**WHAT TO WORK ON:**
Quote the listing below in full and exactly as written, but omit every picture.

**EXERCISE INPUT:**
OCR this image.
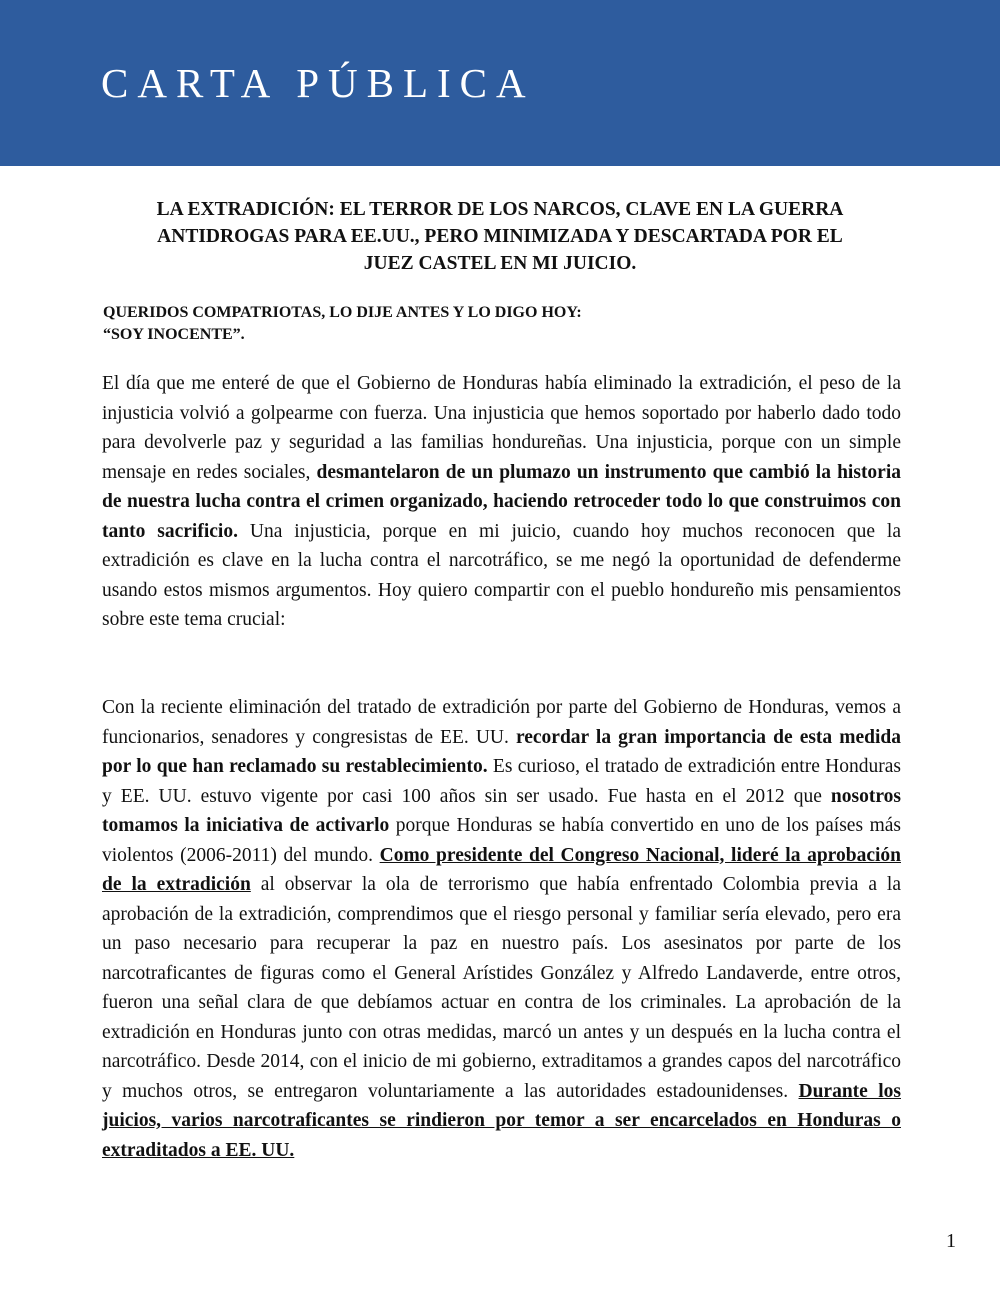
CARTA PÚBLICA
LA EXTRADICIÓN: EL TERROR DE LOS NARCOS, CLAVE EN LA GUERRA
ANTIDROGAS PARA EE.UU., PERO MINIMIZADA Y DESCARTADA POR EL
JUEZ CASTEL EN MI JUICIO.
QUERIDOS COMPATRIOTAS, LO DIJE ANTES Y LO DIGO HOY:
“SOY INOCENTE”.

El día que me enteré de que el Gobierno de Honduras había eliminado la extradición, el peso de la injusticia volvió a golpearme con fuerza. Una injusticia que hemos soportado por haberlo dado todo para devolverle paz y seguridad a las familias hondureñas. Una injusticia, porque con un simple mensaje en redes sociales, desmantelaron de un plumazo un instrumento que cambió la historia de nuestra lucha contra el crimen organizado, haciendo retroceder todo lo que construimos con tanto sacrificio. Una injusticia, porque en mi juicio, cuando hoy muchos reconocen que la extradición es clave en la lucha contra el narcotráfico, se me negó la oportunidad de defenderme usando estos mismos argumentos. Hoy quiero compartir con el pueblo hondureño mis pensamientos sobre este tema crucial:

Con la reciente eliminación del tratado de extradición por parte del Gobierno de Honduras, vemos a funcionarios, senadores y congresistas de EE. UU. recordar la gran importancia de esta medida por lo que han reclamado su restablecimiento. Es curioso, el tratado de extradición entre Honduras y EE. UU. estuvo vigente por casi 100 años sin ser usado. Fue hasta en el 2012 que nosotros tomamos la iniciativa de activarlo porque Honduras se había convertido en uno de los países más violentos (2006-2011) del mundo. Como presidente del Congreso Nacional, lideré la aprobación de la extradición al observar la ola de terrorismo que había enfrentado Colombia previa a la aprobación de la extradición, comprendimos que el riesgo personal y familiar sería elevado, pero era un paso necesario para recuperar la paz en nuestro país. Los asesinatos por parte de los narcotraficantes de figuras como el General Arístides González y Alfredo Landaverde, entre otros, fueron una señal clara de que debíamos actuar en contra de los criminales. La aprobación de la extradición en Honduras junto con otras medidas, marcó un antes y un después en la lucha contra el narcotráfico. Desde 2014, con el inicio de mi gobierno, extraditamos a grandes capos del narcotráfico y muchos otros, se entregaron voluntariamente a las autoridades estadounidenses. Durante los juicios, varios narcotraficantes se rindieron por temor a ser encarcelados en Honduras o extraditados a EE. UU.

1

**TASK ANSWER:**
OCR this image.
CARTA PÚBLICA
LA EXTRADICIÓN: EL TERROR DE LOS NARCOS, CLAVE EN LA GUERRA
ANTIDROGAS PARA EE.UU., PERO MINIMIZADA Y DESCARTADA POR EL
JUEZ CASTEL EN MI JUICIO.
QUERIDOS COMPATRIOTAS, LO DIJE ANTES Y LO DIGO HOY:
“SOY INOCENTE”.

El día que me enteré de que el Gobierno de Honduras había eliminado la extradición, el peso de la injusticia volvió a golpearme con fuerza. Una injusticia que hemos soportado por haberlo dado todo para devolverle paz y seguridad a las familias hondureñas. Una injusticia, porque con un simple mensaje en redes sociales, desmantelaron de un plumazo un instrumento que cambió la historia de nuestra lucha contra el crimen organizado, haciendo retroceder todo lo que construimos con tanto sacrificio. Una injusticia, porque en mi juicio, cuando hoy muchos reconocen que la extradición es clave en la lucha contra el narcotráfico, se me negó la oportunidad de defenderme usando estos mismos argumentos. Hoy quiero compartir con el pueblo hondureño mis pensamientos sobre este tema crucial:

Con la reciente eliminación del tratado de extradición por parte del Gobierno de Honduras, vemos a funcionarios, senadores y congresistas de EE. UU. recordar la gran importancia de esta medida por lo que han reclamado su restablecimiento. Es curioso, el tratado de extradición entre Honduras y EE. UU. estuvo vigente por casi 100 años sin ser usado. Fue hasta en el 2012 que nosotros tomamos la iniciativa de activarlo porque Honduras se había convertido en uno de los países más violentos (2006-2011) del mundo. Como presidente del Congreso Nacional, lideré la aprobación de la extradición al observar la ola de terrorismo que había enfrentado Colombia previa a la aprobación de la extradición, comprendimos que el riesgo personal y familiar sería elevado, pero era un paso necesario para recuperar la paz en nuestro país. Los asesinatos por parte de los narcotraficantes de figuras como el General Arístides González y Alfredo Landaverde, entre otros, fueron una señal clara de que debíamos actuar en contra de los criminales. La aprobación de la extradición en Honduras junto con otras medidas, marcó un antes y un después en la lucha contra el narcotráfico. Desde 2014, con el inicio de mi gobierno, extraditamos a grandes capos del narcotráfico y muchos otros, se entregaron voluntariamente a las autoridades estadounidenses. Durante los juicios, varios narcotraficantes se rindieron por temor a ser encarcelados en Honduras o extraditados a EE. UU.

1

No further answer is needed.